◆ **WHAT TO WORK ON**
Every line containing the word "default" needs to be found and copied.

Records from a collection of figures
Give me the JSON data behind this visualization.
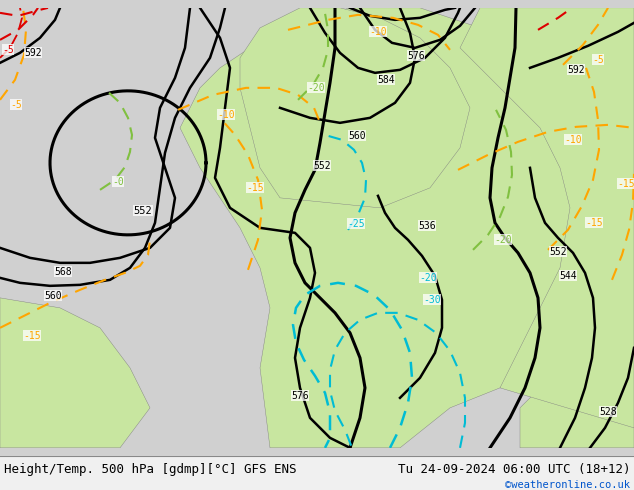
{
  "title_left": "Height/Temp. 500 hPa [gdmp][°C] GFS ENS",
  "title_right": "Tu 24-09-2024 06:00 UTC (18+12)",
  "credit": "©weatheronline.co.uk",
  "bg_color": "#d0d0d0",
  "land_color_light": "#c8e6a0",
  "ocean_color": "#d8d8d8",
  "color_black": "#000000",
  "color_orange": "#ffa500",
  "color_cyan": "#00bcd4",
  "color_green": "#80c040",
  "color_red": "#dd0000",
  "color_gray": "#888888",
  "bottom_bar_color": "#f0f0f0",
  "credit_color": "#0055cc",
  "figsize": [
    6.34,
    4.9
  ],
  "dpi": 100,
  "font_family": "monospace"
}
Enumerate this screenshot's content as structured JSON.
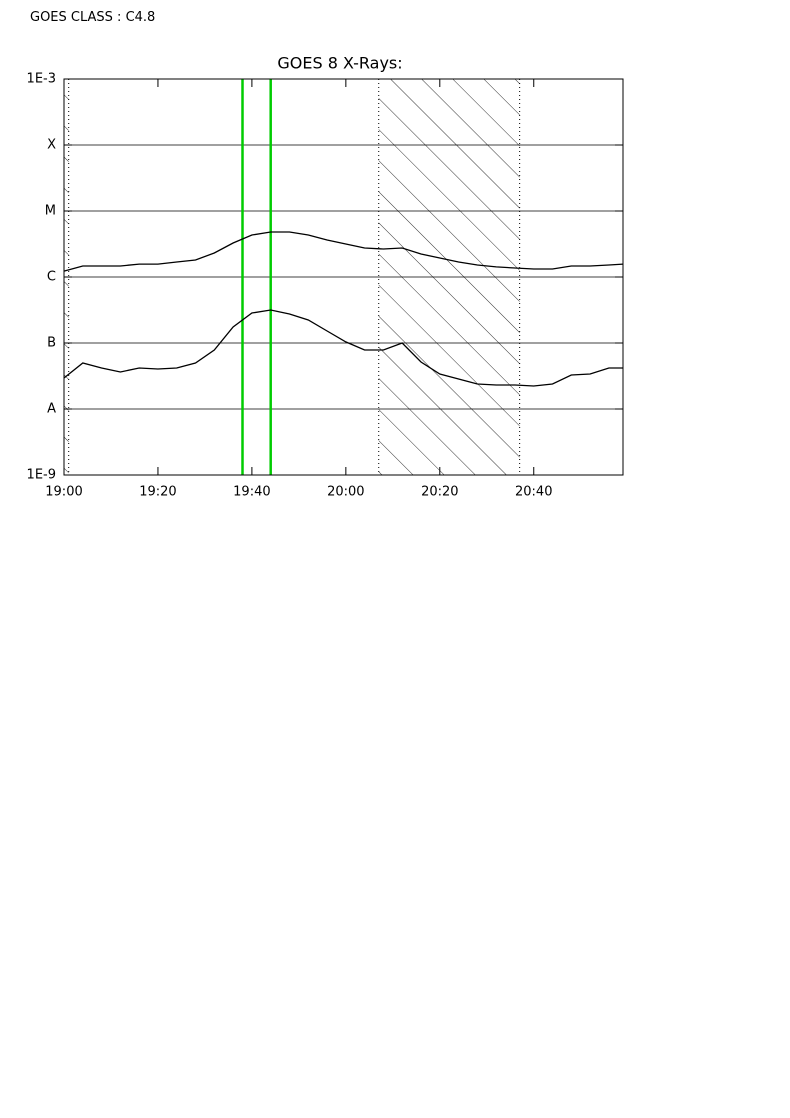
{
  "header": {
    "goes_class": "GOES CLASS : C4.8"
  },
  "chart_data": {
    "type": "line",
    "title": "GOES 8 X-Rays:",
    "log_y": true,
    "grid": true,
    "x": [
      "19:00",
      "19:04",
      "19:08",
      "19:12",
      "19:16",
      "19:20",
      "19:24",
      "19:28",
      "19:32",
      "19:36",
      "19:40",
      "19:44",
      "19:48",
      "19:52",
      "19:56",
      "20:00",
      "20:04",
      "20:08",
      "20:12",
      "20:16",
      "20:20",
      "20:24",
      "20:28",
      "20:32",
      "20:36",
      "20:40",
      "20:44",
      "20:48",
      "20:52",
      "20:56",
      "20:59"
    ],
    "xlim": [
      "19:00",
      "20:59"
    ],
    "xticks": [
      "19:00",
      "19:20",
      "19:40",
      "20:00",
      "20:20",
      "20:40"
    ],
    "ylim": [
      1e-09,
      0.001
    ],
    "yticks": [
      {
        "value": 0.001,
        "label": "1E-3"
      },
      {
        "value": 0.0001,
        "label": "X"
      },
      {
        "value": 1e-05,
        "label": "M"
      },
      {
        "value": 1e-06,
        "label": "C"
      },
      {
        "value": 1e-07,
        "label": "B"
      },
      {
        "value": 1e-08,
        "label": "A"
      },
      {
        "value": 1e-09,
        "label": "1E-9"
      }
    ],
    "series": [
      {
        "color": "#000000",
        "values": [
          1.23e-06,
          1.47e-06,
          1.47e-06,
          1.47e-06,
          1.57e-06,
          1.57e-06,
          1.69e-06,
          1.81e-06,
          2.31e-06,
          3.27e-06,
          4.33e-06,
          4.81e-06,
          4.81e-06,
          4.33e-06,
          3.64e-06,
          3.16e-06,
          2.75e-06,
          2.66e-06,
          2.75e-06,
          2.23e-06,
          1.94e-06,
          1.69e-06,
          1.52e-06,
          1.42e-06,
          1.37e-06,
          1.32e-06,
          1.32e-06,
          1.47e-06,
          1.47e-06,
          1.52e-06,
          1.57e-06
        ]
      },
      {
        "color": "#000000",
        "values": [
          2.95e-08,
          4.98e-08,
          4.18e-08,
          3.64e-08,
          4.18e-08,
          4.04e-08,
          4.18e-08,
          4.98e-08,
          7.83e-08,
          1.75e-07,
          2.85e-07,
          3.16e-07,
          2.75e-07,
          2.23e-07,
          1.52e-07,
          1.04e-07,
          7.83e-08,
          7.83e-08,
          1e-07,
          5.15e-08,
          3.39e-08,
          2.85e-08,
          2.39e-08,
          2.31e-08,
          2.31e-08,
          2.23e-08,
          2.39e-08,
          3.27e-08,
          3.39e-08,
          4.18e-08,
          4.18e-08
        ]
      }
    ],
    "markers": [
      "19:38",
      "19:44"
    ],
    "marker_color": "#00cc00",
    "shaded_intervals": [
      [
        "19:00",
        "19:01"
      ],
      [
        "20:07",
        "20:37"
      ]
    ]
  }
}
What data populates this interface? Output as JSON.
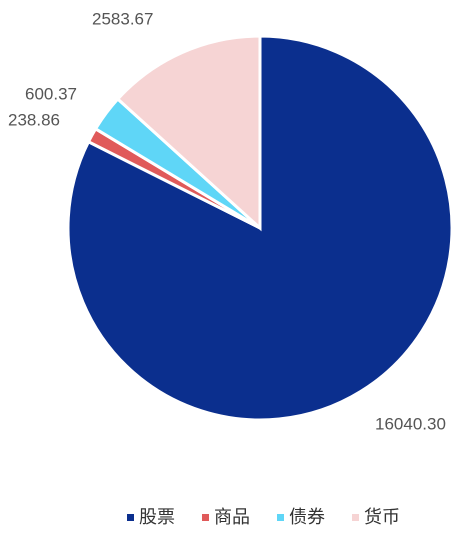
{
  "chart_data": {
    "type": "pie",
    "categories": [
      "股票",
      "商品",
      "债券",
      "货币"
    ],
    "values": [
      16040.3,
      238.86,
      600.37,
      2583.67
    ],
    "value_labels": [
      "16040.30",
      "238.86",
      "600.37",
      "2583.67"
    ],
    "colors": [
      "#0b2f8e",
      "#e05a5a",
      "#5fd6f7",
      "#f6d4d4"
    ],
    "legend": "bottom"
  }
}
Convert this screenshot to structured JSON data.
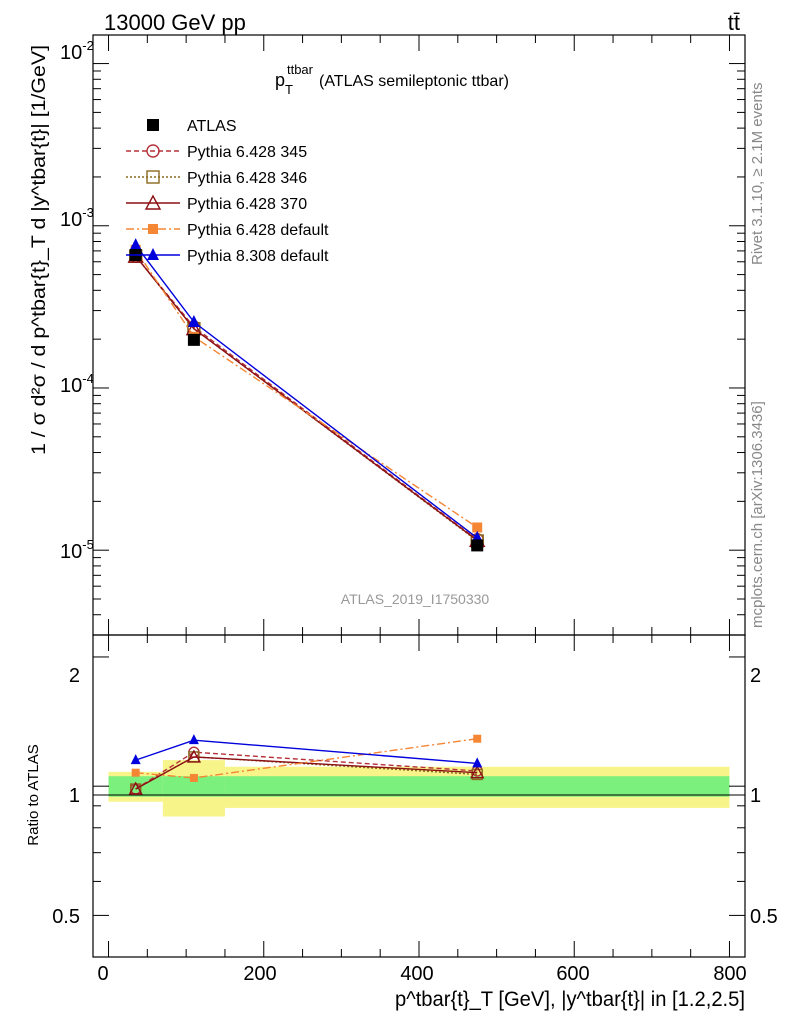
{
  "header": {
    "energy_label": "13000 GeV pp",
    "process_label": "tt̄"
  },
  "side_labels": {
    "rivet": "Rivet 3.1.10, ≥ 2.1M events",
    "source": "mcplots.cern.ch [arXiv:1306.3436]"
  },
  "watermark": "ATLAS_2019_I1750330",
  "main_title": {
    "p": "p",
    "sup": "ttbar",
    "sub": "T",
    "rest": "(ATLAS semileptonic ttbar)"
  },
  "y_label_main": "1 / σ d²σ / d p^tbar{t}_T d |y^tbar{t}| [1/GeV]",
  "y_label_ratio": "Ratio to ATLAS",
  "x_label": "p^tbar{t}_T [GeV], |y^tbar{t}| in [1.2,2.5]",
  "main_ticks": {
    "labels": [
      {
        "mant": "10",
        "exp": "-2"
      },
      {
        "mant": "10",
        "exp": "-3"
      },
      {
        "mant": "10",
        "exp": "-4"
      },
      {
        "mant": "10",
        "exp": "-5"
      }
    ]
  },
  "ratio_ticks": [
    "2",
    "1",
    "0.5"
  ],
  "x_ticks": [
    "0",
    "200",
    "400",
    "600",
    "800"
  ],
  "colors": {
    "atlas": "#000000",
    "p345": "#b5323a",
    "p346": "#8b6a1e",
    "p370": "#8b0f14",
    "p6def": "#f58634",
    "p8def": "#0000dd",
    "band_inner": "#7cf07c",
    "band_outer": "#f7f48a"
  },
  "chart_data": {
    "type": "line",
    "x_bins": [
      [
        0,
        70
      ],
      [
        70,
        150
      ],
      [
        150,
        800
      ]
    ],
    "x": [
      35,
      110,
      475
    ],
    "xlim": [
      -20,
      820
    ],
    "ylim_main": [
      3e-06,
      0.015
    ],
    "y_scale_main": "log",
    "ylim_ratio": [
      0.4,
      2.25
    ],
    "y_scale_ratio": "log",
    "grid": false,
    "legend_position": "top-left",
    "series": [
      {
        "name": "ATLAS",
        "key": "atlas",
        "style": "square",
        "values": [
          0.00066,
          0.000198,
          1.07e-05
        ],
        "band_inner": [
          0.055,
          0.055,
          0.055
        ],
        "band_outer": [
          0.08,
          0.15,
          0.11
        ]
      },
      {
        "name": "Pythia 6.428 345",
        "key": "p345",
        "style": "circle",
        "dash": "5,3",
        "values": [
          0.00065,
          0.000238,
          1.16e-05
        ]
      },
      {
        "name": "Pythia 6.428 346",
        "key": "p346",
        "style": "open-square",
        "dash": "2,2",
        "values": [
          0.00065,
          0.000232,
          1.14e-05
        ]
      },
      {
        "name": "Pythia 6.428 370",
        "key": "p370",
        "style": "triangle-open",
        "dash": "",
        "values": [
          0.00065,
          0.000232,
          1.15e-05
        ]
      },
      {
        "name": "Pythia 6.428 default",
        "key": "p6def",
        "style": "square-filled",
        "dash": "8,3,2,3",
        "values": [
          0.00071,
          0.000207,
          1.38e-05
        ]
      },
      {
        "name": "Pythia 8.308 default",
        "key": "p8def",
        "style": "triangle-filled",
        "dash": "",
        "values": [
          0.00076,
          0.000255,
          1.19e-05
        ]
      }
    ],
    "ratio": [
      {
        "key": "p345",
        "values": [
          0.985,
          1.2,
          1.085
        ]
      },
      {
        "key": "p346",
        "values": [
          0.985,
          1.17,
          1.065
        ]
      },
      {
        "key": "p370",
        "values": [
          0.985,
          1.17,
          1.075
        ]
      },
      {
        "key": "p6def",
        "values": [
          1.075,
          1.045,
          1.29
        ]
      },
      {
        "key": "p8def",
        "values": [
          1.15,
          1.28,
          1.13
        ]
      }
    ]
  }
}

◆ **FINISHED TASK**
        "name": "Pythia 6.428 default",
        "name": "Pythia 8.308 default",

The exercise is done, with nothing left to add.